───── Given records
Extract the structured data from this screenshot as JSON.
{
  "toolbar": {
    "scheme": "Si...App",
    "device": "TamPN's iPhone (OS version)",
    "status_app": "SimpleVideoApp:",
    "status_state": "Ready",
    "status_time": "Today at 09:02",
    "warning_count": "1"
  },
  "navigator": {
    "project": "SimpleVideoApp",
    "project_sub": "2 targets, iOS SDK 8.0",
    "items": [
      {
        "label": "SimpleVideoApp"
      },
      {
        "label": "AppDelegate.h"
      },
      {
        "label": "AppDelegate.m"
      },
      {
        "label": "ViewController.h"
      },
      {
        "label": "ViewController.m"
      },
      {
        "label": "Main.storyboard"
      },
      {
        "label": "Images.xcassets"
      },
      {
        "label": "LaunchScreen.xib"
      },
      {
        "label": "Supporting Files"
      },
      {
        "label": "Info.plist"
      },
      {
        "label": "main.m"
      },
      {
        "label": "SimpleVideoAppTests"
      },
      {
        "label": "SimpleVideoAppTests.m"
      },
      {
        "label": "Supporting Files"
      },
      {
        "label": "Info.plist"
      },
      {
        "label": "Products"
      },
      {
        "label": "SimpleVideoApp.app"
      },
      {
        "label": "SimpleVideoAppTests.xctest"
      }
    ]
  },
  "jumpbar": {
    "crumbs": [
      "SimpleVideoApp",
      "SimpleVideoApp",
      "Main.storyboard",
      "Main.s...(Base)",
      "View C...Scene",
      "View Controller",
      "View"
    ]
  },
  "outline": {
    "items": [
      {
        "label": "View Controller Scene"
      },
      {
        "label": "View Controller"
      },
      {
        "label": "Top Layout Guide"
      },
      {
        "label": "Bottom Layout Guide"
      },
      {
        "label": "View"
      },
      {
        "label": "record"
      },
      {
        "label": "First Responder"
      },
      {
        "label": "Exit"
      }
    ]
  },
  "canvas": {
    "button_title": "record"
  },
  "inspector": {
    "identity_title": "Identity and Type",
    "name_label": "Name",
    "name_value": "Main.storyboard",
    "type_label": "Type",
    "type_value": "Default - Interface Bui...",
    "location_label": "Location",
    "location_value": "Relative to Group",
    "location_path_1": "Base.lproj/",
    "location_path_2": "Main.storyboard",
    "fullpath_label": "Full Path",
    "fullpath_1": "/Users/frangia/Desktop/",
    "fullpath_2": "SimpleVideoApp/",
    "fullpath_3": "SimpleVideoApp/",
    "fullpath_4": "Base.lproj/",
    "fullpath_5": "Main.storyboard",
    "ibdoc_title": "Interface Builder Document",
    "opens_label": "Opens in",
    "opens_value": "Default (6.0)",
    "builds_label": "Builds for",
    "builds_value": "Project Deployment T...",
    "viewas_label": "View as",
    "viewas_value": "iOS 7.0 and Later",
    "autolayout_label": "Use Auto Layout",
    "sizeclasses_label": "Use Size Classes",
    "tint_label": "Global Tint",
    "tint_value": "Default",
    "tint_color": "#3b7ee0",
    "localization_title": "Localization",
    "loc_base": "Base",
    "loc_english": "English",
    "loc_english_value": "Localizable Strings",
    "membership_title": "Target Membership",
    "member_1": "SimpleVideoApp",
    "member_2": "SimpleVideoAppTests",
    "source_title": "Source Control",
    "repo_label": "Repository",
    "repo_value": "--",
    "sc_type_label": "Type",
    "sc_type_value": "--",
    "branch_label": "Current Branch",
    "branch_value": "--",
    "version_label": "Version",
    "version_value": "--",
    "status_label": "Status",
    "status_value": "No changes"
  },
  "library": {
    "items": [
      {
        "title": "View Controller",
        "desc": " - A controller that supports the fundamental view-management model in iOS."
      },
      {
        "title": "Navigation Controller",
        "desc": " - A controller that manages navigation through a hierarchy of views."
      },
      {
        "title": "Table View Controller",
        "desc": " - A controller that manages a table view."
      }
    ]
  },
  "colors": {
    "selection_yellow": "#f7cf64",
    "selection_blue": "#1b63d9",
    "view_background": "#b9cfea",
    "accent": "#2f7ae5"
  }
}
──────────
◆ What you have to do ◆
Using the data above, print every record exactly as shown.

◆ Solution below ◆
Extract the structured data from this screenshot as JSON.
{
  "toolbar": {
    "scheme": "Si...App",
    "device": "TamPN's iPhone (OS version)",
    "status_app": "SimpleVideoApp:",
    "status_state": "Ready",
    "status_time": "Today at 09:02",
    "warning_count": "1"
  },
  "navigator": {
    "project": "SimpleVideoApp",
    "project_sub": "2 targets, iOS SDK 8.0",
    "items": [
      {
        "label": "SimpleVideoApp"
      },
      {
        "label": "AppDelegate.h"
      },
      {
        "label": "AppDelegate.m"
      },
      {
        "label": "ViewController.h"
      },
      {
        "label": "ViewController.m"
      },
      {
        "label": "Main.storyboard"
      },
      {
        "label": "Images.xcassets"
      },
      {
        "label": "LaunchScreen.xib"
      },
      {
        "label": "Supporting Files"
      },
      {
        "label": "Info.plist"
      },
      {
        "label": "main.m"
      },
      {
        "label": "SimpleVideoAppTests"
      },
      {
        "label": "SimpleVideoAppTests.m"
      },
      {
        "label": "Supporting Files"
      },
      {
        "label": "Info.plist"
      },
      {
        "label": "Products"
      },
      {
        "label": "SimpleVideoApp.app"
      },
      {
        "label": "SimpleVideoAppTests.xctest"
      }
    ]
  },
  "jumpbar": {
    "crumbs": [
      "SimpleVideoApp",
      "SimpleVideoApp",
      "Main.storyboard",
      "Main.s...(Base)",
      "View C...Scene",
      "View Controller",
      "View"
    ]
  },
  "outline": {
    "items": [
      {
        "label": "View Controller Scene"
      },
      {
        "label": "View Controller"
      },
      {
        "label": "Top Layout Guide"
      },
      {
        "label": "Bottom Layout Guide"
      },
      {
        "label": "View"
      },
      {
        "label": "record"
      },
      {
        "label": "First Responder"
      },
      {
        "label": "Exit"
      }
    ]
  },
  "canvas": {
    "button_title": "record"
  },
  "inspector": {
    "identity_title": "Identity and Type",
    "name_label": "Name",
    "name_value": "Main.storyboard",
    "type_label": "Type",
    "type_value": "Default - Interface Bui...",
    "location_label": "Location",
    "location_value": "Relative to Group",
    "location_path_1": "Base.lproj/",
    "location_path_2": "Main.storyboard",
    "fullpath_label": "Full Path",
    "fullpath_1": "/Users/frangia/Desktop/",
    "fullpath_2": "SimpleVideoApp/",
    "fullpath_3": "SimpleVideoApp/",
    "fullpath_4": "Base.lproj/",
    "fullpath_5": "Main.storyboard",
    "ibdoc_title": "Interface Builder Document",
    "opens_label": "Opens in",
    "opens_value": "Default (6.0)",
    "builds_label": "Builds for",
    "builds_value": "Project Deployment T...",
    "viewas_label": "View as",
    "viewas_value": "iOS 7.0 and Later",
    "autolayout_label": "Use Auto Layout",
    "sizeclasses_label": "Use Size Classes",
    "tint_label": "Global Tint",
    "tint_value": "Default",
    "tint_color": "#3b7ee0",
    "localization_title": "Localization",
    "loc_base": "Base",
    "loc_english": "English",
    "loc_english_value": "Localizable Strings",
    "membership_title": "Target Membership",
    "member_1": "SimpleVideoApp",
    "member_2": "SimpleVideoAppTests",
    "source_title": "Source Control",
    "repo_label": "Repository",
    "repo_value": "--",
    "sc_type_label": "Type",
    "sc_type_value": "--",
    "branch_label": "Current Branch",
    "branch_value": "--",
    "version_label": "Version",
    "version_value": "--",
    "status_label": "Status",
    "status_value": "No changes"
  },
  "library": {
    "items": [
      {
        "title": "View Controller",
        "desc": " - A controller that supports the fundamental view-management model in iOS."
      },
      {
        "title": "Navigation Controller",
        "desc": " - A controller that manages navigation through a hierarchy of views."
      },
      {
        "title": "Table View Controller",
        "desc": " - A controller that manages a table view."
      }
    ]
  },
  "colors": {
    "selection_yellow": "#f7cf64",
    "selection_blue": "#1b63d9",
    "view_background": "#b9cfea",
    "accent": "#2f7ae5"
  }
}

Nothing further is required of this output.